▶ _Records_
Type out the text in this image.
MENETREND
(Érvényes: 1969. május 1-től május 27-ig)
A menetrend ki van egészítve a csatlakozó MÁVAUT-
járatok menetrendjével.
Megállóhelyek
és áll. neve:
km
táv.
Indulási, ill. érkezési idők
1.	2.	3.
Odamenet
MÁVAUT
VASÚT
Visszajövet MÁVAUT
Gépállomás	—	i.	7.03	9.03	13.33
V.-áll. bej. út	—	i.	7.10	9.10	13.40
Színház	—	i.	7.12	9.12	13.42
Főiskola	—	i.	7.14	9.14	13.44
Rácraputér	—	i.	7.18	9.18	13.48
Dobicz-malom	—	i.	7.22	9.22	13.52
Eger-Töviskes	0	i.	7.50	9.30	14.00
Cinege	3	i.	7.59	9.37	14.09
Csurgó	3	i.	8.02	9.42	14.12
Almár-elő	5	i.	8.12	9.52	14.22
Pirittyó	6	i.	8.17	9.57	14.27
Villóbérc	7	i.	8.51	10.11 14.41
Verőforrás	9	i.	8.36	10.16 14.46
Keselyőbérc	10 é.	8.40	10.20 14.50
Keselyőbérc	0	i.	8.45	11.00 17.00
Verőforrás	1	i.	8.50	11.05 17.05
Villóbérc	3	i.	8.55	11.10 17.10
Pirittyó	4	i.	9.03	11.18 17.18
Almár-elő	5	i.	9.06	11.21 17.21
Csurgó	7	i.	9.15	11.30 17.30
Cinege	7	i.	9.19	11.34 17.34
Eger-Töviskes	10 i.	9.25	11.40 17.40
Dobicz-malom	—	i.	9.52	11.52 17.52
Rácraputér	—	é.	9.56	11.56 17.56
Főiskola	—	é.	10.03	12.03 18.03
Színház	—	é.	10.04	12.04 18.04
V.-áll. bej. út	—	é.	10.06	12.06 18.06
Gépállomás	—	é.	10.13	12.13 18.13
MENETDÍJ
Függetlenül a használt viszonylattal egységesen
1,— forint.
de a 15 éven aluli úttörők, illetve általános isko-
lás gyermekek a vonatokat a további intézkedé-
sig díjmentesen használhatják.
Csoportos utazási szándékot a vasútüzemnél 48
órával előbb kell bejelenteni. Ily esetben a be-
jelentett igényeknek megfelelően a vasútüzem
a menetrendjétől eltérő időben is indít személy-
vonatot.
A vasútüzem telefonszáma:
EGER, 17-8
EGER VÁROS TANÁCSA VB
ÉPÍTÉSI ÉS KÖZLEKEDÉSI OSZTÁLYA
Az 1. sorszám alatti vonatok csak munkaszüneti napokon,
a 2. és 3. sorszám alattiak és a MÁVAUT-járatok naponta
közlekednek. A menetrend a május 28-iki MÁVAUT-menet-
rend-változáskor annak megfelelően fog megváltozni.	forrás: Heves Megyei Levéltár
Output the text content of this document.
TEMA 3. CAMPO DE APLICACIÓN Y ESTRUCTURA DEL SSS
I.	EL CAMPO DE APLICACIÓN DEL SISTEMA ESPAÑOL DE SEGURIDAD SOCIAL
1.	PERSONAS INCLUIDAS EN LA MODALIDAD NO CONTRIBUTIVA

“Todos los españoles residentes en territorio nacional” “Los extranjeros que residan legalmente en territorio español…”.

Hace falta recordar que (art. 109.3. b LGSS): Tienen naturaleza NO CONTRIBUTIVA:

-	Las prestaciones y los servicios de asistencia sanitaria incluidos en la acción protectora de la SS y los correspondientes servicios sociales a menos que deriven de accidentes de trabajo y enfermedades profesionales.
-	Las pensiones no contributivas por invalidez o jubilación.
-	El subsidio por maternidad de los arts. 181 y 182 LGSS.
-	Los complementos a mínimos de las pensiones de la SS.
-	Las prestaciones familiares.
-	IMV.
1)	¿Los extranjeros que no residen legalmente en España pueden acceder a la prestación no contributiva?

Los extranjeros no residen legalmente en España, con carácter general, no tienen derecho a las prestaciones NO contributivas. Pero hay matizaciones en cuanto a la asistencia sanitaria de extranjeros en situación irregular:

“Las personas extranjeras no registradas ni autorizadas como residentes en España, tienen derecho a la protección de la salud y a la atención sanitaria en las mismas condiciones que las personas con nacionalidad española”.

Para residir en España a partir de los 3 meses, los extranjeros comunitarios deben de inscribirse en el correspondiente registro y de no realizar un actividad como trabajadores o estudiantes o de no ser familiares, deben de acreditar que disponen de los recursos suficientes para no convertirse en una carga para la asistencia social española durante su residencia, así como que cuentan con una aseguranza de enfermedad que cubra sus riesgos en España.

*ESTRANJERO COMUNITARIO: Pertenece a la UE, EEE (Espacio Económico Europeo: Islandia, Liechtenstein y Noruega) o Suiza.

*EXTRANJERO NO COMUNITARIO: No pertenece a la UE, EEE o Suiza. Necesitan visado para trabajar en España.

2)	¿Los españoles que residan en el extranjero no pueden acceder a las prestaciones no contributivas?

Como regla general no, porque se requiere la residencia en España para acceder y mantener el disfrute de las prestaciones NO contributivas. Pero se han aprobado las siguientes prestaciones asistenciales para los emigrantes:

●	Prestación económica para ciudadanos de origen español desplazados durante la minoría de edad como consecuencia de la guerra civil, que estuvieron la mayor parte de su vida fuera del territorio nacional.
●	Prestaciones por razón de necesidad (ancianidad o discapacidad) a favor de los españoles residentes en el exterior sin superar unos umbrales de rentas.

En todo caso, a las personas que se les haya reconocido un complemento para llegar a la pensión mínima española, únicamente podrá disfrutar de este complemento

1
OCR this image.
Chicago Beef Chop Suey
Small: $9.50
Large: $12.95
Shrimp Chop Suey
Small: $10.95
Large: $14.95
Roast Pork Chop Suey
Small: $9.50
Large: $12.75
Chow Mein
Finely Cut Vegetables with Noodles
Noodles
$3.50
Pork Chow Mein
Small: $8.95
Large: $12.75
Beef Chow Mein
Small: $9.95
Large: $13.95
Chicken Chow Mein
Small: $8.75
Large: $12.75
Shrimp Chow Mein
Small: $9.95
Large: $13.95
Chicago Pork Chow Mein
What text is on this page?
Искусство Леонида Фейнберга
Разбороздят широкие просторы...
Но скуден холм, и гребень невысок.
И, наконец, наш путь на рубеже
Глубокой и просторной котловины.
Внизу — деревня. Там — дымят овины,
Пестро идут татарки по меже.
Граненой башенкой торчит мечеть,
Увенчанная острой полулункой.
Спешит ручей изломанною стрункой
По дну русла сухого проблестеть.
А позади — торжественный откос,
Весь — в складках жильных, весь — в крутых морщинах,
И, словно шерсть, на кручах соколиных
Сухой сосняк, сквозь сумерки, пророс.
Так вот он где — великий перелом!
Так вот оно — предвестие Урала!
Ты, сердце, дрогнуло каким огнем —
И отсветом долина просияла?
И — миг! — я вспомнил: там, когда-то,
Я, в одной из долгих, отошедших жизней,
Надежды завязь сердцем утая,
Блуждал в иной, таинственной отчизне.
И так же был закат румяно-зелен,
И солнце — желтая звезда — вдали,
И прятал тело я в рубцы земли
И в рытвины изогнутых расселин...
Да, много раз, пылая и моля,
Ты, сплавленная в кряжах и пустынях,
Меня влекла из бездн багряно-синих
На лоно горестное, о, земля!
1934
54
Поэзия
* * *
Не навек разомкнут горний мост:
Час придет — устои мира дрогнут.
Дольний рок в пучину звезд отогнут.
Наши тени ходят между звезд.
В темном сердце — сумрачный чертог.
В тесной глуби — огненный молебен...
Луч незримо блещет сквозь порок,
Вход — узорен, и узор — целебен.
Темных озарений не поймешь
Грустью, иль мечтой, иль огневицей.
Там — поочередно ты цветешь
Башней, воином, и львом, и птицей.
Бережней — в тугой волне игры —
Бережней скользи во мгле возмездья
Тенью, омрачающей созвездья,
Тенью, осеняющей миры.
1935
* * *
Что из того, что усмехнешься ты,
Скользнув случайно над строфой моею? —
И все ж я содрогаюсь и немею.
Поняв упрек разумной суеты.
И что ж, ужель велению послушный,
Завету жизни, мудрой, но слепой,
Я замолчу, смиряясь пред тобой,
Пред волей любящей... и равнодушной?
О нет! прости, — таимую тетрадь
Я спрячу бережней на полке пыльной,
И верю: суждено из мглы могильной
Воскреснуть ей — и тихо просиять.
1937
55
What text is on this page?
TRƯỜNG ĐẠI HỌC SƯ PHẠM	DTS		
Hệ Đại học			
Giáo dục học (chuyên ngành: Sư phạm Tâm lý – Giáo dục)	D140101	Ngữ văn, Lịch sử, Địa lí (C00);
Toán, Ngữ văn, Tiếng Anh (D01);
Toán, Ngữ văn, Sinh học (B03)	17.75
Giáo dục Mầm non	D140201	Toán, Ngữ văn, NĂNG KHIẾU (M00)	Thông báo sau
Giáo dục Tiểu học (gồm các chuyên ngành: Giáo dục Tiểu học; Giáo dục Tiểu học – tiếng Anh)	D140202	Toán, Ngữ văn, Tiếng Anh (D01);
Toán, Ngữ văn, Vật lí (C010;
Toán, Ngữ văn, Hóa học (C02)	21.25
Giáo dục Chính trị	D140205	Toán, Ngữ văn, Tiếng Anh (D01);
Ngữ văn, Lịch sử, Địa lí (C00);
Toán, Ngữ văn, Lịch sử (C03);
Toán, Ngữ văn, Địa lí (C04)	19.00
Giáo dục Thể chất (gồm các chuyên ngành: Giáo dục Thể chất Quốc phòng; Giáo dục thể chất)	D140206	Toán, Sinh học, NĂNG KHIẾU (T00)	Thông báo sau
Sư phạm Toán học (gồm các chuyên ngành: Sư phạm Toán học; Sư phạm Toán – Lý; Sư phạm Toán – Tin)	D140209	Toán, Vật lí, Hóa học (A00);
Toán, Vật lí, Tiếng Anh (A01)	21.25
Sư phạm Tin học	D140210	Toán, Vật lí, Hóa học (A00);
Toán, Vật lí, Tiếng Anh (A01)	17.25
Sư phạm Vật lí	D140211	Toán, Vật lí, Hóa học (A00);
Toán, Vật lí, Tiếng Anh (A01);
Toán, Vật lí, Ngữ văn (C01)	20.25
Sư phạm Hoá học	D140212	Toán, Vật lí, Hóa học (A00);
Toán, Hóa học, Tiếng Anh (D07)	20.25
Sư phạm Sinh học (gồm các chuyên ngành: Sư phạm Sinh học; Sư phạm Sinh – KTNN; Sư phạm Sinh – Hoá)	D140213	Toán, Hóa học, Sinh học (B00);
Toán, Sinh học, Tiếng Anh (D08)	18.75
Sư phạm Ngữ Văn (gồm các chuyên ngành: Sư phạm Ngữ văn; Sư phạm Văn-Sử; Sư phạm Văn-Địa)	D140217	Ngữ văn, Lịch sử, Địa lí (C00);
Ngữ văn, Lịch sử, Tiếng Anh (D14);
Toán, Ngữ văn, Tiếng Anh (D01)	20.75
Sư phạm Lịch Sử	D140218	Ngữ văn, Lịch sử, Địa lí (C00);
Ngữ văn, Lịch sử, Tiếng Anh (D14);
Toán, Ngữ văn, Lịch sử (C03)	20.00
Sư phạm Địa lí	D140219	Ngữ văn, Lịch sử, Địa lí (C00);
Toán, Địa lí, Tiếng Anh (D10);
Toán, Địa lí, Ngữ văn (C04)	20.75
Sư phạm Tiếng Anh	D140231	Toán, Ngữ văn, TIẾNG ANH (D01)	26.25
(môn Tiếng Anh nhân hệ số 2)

▶ _Work required_
Identify the lines in the entries that hold "acceder" and return each one.

▶ _Written response_
1)	¿Los extranjeros que no residen legalmente en España pueden acceder a la prestación no contributiva?
2)	¿Los españoles que residan en el extranjero no pueden acceder a las prestaciones no contributivas?
Como regla general no, porque se requiere la residencia en España para acceder y mantener el disfrute de las prestaciones NO contributivas. Pero se han aprobado las siguientes prestaciones asistenciales para los emigrantes:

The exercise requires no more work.